━━━━━ DATA SUPPLIED ━━━━━

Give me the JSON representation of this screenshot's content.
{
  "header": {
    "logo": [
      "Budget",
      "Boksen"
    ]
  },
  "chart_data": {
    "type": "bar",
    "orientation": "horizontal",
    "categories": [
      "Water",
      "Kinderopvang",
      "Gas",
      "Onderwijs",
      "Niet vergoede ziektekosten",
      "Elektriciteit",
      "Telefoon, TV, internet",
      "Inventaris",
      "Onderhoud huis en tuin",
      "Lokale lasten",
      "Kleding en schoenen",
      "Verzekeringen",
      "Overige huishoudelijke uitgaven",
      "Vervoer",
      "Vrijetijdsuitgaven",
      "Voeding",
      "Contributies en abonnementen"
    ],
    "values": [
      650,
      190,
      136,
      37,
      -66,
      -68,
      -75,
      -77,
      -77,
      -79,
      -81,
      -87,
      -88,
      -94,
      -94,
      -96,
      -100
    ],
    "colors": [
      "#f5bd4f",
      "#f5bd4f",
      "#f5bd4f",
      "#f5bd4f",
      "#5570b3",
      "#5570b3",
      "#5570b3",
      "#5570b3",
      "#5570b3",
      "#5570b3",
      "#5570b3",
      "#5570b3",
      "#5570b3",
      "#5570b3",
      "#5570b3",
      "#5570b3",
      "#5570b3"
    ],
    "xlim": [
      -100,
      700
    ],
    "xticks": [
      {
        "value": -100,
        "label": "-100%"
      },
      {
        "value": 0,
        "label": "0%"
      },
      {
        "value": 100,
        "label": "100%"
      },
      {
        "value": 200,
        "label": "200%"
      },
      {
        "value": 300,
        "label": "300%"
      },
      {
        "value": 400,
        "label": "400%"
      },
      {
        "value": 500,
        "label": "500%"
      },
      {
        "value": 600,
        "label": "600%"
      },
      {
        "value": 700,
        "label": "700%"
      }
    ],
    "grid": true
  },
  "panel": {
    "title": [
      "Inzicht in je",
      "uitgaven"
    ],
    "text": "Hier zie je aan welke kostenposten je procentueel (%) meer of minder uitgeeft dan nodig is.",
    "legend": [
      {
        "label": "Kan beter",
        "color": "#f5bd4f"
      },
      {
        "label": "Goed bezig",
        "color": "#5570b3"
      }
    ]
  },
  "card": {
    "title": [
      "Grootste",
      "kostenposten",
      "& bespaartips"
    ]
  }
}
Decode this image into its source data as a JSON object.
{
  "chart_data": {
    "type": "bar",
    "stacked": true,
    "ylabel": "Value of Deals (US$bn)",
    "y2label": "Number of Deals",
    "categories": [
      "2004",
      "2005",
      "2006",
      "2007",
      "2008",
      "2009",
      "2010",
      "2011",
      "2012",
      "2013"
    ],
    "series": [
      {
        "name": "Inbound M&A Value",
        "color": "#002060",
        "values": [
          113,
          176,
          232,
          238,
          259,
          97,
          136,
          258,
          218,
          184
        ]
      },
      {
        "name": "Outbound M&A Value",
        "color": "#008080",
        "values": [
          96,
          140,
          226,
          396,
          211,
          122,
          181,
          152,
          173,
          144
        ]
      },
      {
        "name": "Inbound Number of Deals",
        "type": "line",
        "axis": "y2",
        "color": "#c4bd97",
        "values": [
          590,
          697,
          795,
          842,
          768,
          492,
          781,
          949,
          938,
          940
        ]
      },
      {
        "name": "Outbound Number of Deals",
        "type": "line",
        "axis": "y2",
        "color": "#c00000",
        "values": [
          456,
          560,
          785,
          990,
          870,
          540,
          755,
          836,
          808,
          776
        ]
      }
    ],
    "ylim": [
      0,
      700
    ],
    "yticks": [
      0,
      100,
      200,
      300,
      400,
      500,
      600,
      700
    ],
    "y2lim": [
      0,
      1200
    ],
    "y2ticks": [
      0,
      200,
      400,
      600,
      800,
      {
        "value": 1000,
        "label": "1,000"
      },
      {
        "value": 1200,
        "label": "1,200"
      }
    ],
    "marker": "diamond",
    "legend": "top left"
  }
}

━━━━━

**WORK INSTRUCTIONS**
Repeat the material above exactly.

**PROBLEM SOLUTION**
Give me the JSON representation of this screenshot's content.
{
  "header": {
    "logo": [
      "Budget",
      "Boksen"
    ]
  },
  "chart_data": {
    "type": "bar",
    "orientation": "horizontal",
    "categories": [
      "Water",
      "Kinderopvang",
      "Gas",
      "Onderwijs",
      "Niet vergoede ziektekosten",
      "Elektriciteit",
      "Telefoon, TV, internet",
      "Inventaris",
      "Onderhoud huis en tuin",
      "Lokale lasten",
      "Kleding en schoenen",
      "Verzekeringen",
      "Overige huishoudelijke uitgaven",
      "Vervoer",
      "Vrijetijdsuitgaven",
      "Voeding",
      "Contributies en abonnementen"
    ],
    "values": [
      650,
      190,
      136,
      37,
      -66,
      -68,
      -75,
      -77,
      -77,
      -79,
      -81,
      -87,
      -88,
      -94,
      -94,
      -96,
      -100
    ],
    "colors": [
      "#f5bd4f",
      "#f5bd4f",
      "#f5bd4f",
      "#f5bd4f",
      "#5570b3",
      "#5570b3",
      "#5570b3",
      "#5570b3",
      "#5570b3",
      "#5570b3",
      "#5570b3",
      "#5570b3",
      "#5570b3",
      "#5570b3",
      "#5570b3",
      "#5570b3",
      "#5570b3"
    ],
    "xlim": [
      -100,
      700
    ],
    "xticks": [
      {
        "value": -100,
        "label": "-100%"
      },
      {
        "value": 0,
        "label": "0%"
      },
      {
        "value": 100,
        "label": "100%"
      },
      {
        "value": 200,
        "label": "200%"
      },
      {
        "value": 300,
        "label": "300%"
      },
      {
        "value": 400,
        "label": "400%"
      },
      {
        "value": 500,
        "label": "500%"
      },
      {
        "value": 600,
        "label": "600%"
      },
      {
        "value": 700,
        "label": "700%"
      }
    ],
    "grid": true
  },
  "panel": {
    "title": [
      "Inzicht in je",
      "uitgaven"
    ],
    "text": "Hier zie je aan welke kostenposten je procentueel (%) meer of minder uitgeeft dan nodig is.",
    "legend": [
      {
        "label": "Kan beter",
        "color": "#f5bd4f"
      },
      {
        "label": "Goed bezig",
        "color": "#5570b3"
      }
    ]
  },
  "card": {
    "title": [
      "Grootste",
      "kostenposten",
      "& bespaartips"
    ]
  }
}
Decode this image into its source data as a JSON object.
{
  "chart_data": {
    "type": "bar",
    "stacked": true,
    "ylabel": "Value of Deals (US$bn)",
    "y2label": "Number of Deals",
    "categories": [
      "2004",
      "2005",
      "2006",
      "2007",
      "2008",
      "2009",
      "2010",
      "2011",
      "2012",
      "2013"
    ],
    "series": [
      {
        "name": "Inbound M&A Value",
        "color": "#002060",
        "values": [
          113,
          176,
          232,
          238,
          259,
          97,
          136,
          258,
          218,
          184
        ]
      },
      {
        "name": "Outbound M&A Value",
        "color": "#008080",
        "values": [
          96,
          140,
          226,
          396,
          211,
          122,
          181,
          152,
          173,
          144
        ]
      },
      {
        "name": "Inbound Number of Deals",
        "type": "line",
        "axis": "y2",
        "color": "#c4bd97",
        "values": [
          590,
          697,
          795,
          842,
          768,
          492,
          781,
          949,
          938,
          940
        ]
      },
      {
        "name": "Outbound Number of Deals",
        "type": "line",
        "axis": "y2",
        "color": "#c00000",
        "values": [
          456,
          560,
          785,
          990,
          870,
          540,
          755,
          836,
          808,
          776
        ]
      }
    ],
    "ylim": [
      0,
      700
    ],
    "yticks": [
      0,
      100,
      200,
      300,
      400,
      500,
      600,
      700
    ],
    "y2lim": [
      0,
      1200
    ],
    "y2ticks": [
      0,
      200,
      400,
      600,
      800,
      {
        "value": 1000,
        "label": "1,000"
      },
      {
        "value": 1200,
        "label": "1,200"
      }
    ],
    "marker": "diamond",
    "legend": "top left"
  }
}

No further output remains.